↓

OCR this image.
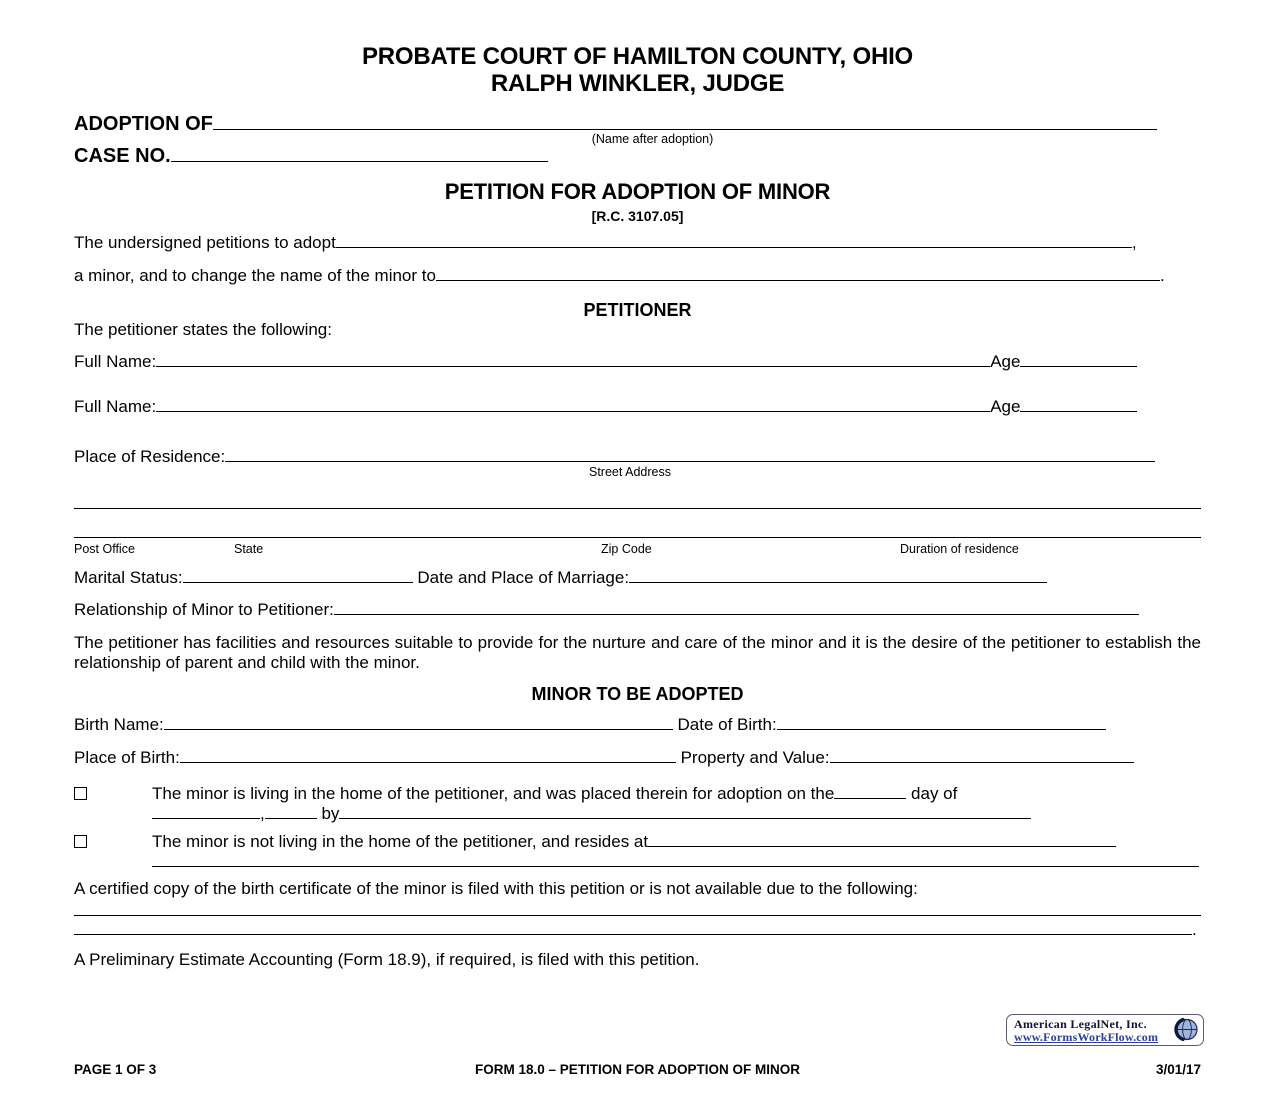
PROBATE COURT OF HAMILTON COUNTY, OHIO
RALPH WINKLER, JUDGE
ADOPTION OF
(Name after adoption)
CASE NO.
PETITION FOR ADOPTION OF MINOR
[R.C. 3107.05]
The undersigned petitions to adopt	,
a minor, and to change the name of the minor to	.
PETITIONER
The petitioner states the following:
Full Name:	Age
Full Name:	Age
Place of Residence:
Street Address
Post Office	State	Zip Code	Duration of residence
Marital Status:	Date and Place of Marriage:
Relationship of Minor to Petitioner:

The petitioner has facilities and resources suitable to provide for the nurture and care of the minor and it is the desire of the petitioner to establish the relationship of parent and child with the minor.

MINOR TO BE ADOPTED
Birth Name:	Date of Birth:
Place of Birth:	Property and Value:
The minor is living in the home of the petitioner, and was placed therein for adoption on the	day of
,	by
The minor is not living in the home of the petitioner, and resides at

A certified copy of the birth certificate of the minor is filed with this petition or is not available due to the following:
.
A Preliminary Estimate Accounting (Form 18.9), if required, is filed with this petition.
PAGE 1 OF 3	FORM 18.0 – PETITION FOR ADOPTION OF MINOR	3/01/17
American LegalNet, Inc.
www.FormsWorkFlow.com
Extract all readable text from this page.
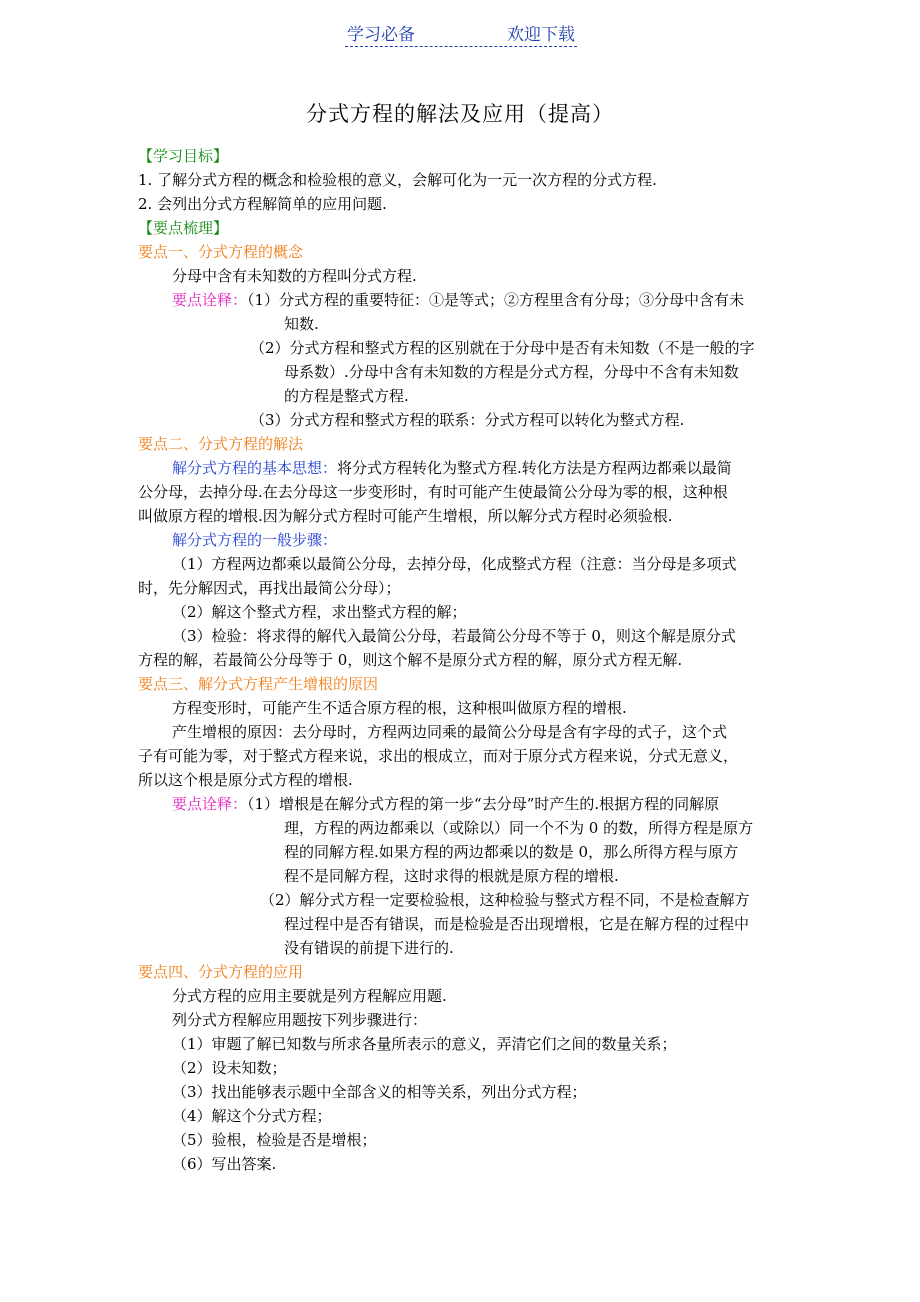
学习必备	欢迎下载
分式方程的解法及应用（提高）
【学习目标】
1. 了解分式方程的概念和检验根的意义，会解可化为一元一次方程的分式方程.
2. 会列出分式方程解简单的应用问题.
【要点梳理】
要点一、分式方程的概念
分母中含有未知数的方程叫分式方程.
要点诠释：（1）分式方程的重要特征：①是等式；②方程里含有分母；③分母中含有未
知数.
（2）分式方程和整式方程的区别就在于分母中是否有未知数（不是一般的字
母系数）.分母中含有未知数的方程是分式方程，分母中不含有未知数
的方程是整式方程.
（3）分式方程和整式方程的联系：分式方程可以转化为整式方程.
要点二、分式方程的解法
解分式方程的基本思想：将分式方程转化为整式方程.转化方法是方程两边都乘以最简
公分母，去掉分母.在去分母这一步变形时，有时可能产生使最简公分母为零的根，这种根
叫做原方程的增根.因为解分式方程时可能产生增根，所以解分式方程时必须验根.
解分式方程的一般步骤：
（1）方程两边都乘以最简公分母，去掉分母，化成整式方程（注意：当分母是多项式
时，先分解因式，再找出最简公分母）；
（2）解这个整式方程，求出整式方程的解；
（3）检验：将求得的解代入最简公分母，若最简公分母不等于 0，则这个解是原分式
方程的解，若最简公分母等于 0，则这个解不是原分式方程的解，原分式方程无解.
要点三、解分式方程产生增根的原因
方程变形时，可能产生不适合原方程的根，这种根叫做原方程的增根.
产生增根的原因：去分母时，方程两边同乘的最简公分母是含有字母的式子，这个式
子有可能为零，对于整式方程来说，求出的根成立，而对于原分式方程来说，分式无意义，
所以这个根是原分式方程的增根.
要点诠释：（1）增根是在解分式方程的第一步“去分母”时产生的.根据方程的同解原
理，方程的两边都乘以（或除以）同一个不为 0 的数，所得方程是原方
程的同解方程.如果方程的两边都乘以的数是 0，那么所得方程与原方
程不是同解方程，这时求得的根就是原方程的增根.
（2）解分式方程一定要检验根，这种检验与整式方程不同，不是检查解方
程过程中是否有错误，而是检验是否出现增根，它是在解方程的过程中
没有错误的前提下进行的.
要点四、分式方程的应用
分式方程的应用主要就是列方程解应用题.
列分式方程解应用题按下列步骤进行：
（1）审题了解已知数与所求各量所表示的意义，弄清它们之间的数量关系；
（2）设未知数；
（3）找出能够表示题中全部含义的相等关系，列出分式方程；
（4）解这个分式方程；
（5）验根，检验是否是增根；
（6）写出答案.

↑

• [INSTRUCTION] Copy all the entries word for word. Omit any pictures.

• [SOLUTION]
OCR this image.
PROBATE COURT OF HAMILTON COUNTY, OHIO
RALPH WINKLER, JUDGE
ADOPTION OF
(Name after adoption)
CASE NO.
PETITION FOR ADOPTION OF MINOR
[R.C. 3107.05]
The undersigned petitions to adopt	,
a minor, and to change the name of the minor to	.
PETITIONER
The petitioner states the following:
Full Name:	Age
Full Name:	Age
Place of Residence:
Street Address
Post Office	State	Zip Code	Duration of residence
Marital Status:	Date and Place of Marriage:
Relationship of Minor to Petitioner:

The petitioner has facilities and resources suitable to provide for the nurture and care of the minor and it is the desire of the petitioner to establish the relationship of parent and child with the minor.

MINOR TO BE ADOPTED
Birth Name:	Date of Birth:
Place of Birth:	Property and Value:
The minor is living in the home of the petitioner, and was placed therein for adoption on the	day of
,	by
The minor is not living in the home of the petitioner, and resides at

A certified copy of the birth certificate of the minor is filed with this petition or is not available due to the following:
.
A Preliminary Estimate Accounting (Form 18.9), if required, is filed with this petition.
PAGE 1 OF 3	FORM 18.0 – PETITION FOR ADOPTION OF MINOR	3/01/17
American LegalNet, Inc.
www.FormsWorkFlow.com
Extract all readable text from this page.
学习必备	欢迎下载
分式方程的解法及应用（提高）
【学习目标】
1. 了解分式方程的概念和检验根的意义，会解可化为一元一次方程的分式方程.
2. 会列出分式方程解简单的应用问题.
【要点梳理】
要点一、分式方程的概念
分母中含有未知数的方程叫分式方程.
要点诠释：（1）分式方程的重要特征：①是等式；②方程里含有分母；③分母中含有未
知数.
（2）分式方程和整式方程的区别就在于分母中是否有未知数（不是一般的字
母系数）.分母中含有未知数的方程是分式方程，分母中不含有未知数
的方程是整式方程.
（3）分式方程和整式方程的联系：分式方程可以转化为整式方程.
要点二、分式方程的解法
解分式方程的基本思想：将分式方程转化为整式方程.转化方法是方程两边都乘以最简
公分母，去掉分母.在去分母这一步变形时，有时可能产生使最简公分母为零的根，这种根
叫做原方程的增根.因为解分式方程时可能产生增根，所以解分式方程时必须验根.
解分式方程的一般步骤：
（1）方程两边都乘以最简公分母，去掉分母，化成整式方程（注意：当分母是多项式
时，先分解因式，再找出最简公分母）；
（2）解这个整式方程，求出整式方程的解；
（3）检验：将求得的解代入最简公分母，若最简公分母不等于 0，则这个解是原分式
方程的解，若最简公分母等于 0，则这个解不是原分式方程的解，原分式方程无解.
要点三、解分式方程产生增根的原因
方程变形时，可能产生不适合原方程的根，这种根叫做原方程的增根.
产生增根的原因：去分母时，方程两边同乘的最简公分母是含有字母的式子，这个式
子有可能为零，对于整式方程来说，求出的根成立，而对于原分式方程来说，分式无意义，
所以这个根是原分式方程的增根.
要点诠释：（1）增根是在解分式方程的第一步“去分母”时产生的.根据方程的同解原
理，方程的两边都乘以（或除以）同一个不为 0 的数，所得方程是原方
程的同解方程.如果方程的两边都乘以的数是 0，那么所得方程与原方
程不是同解方程，这时求得的根就是原方程的增根.
（2）解分式方程一定要检验根，这种检验与整式方程不同，不是检查解方
程过程中是否有错误，而是检验是否出现增根，它是在解方程的过程中
没有错误的前提下进行的.
要点四、分式方程的应用
分式方程的应用主要就是列方程解应用题.
列分式方程解应用题按下列步骤进行：
（1）审题了解已知数与所求各量所表示的意义，弄清它们之间的数量关系；
（2）设未知数；
（3）找出能够表示题中全部含义的相等关系，列出分式方程；
（4）解这个分式方程；
（5）验根，检验是否是增根；
（6）写出答案.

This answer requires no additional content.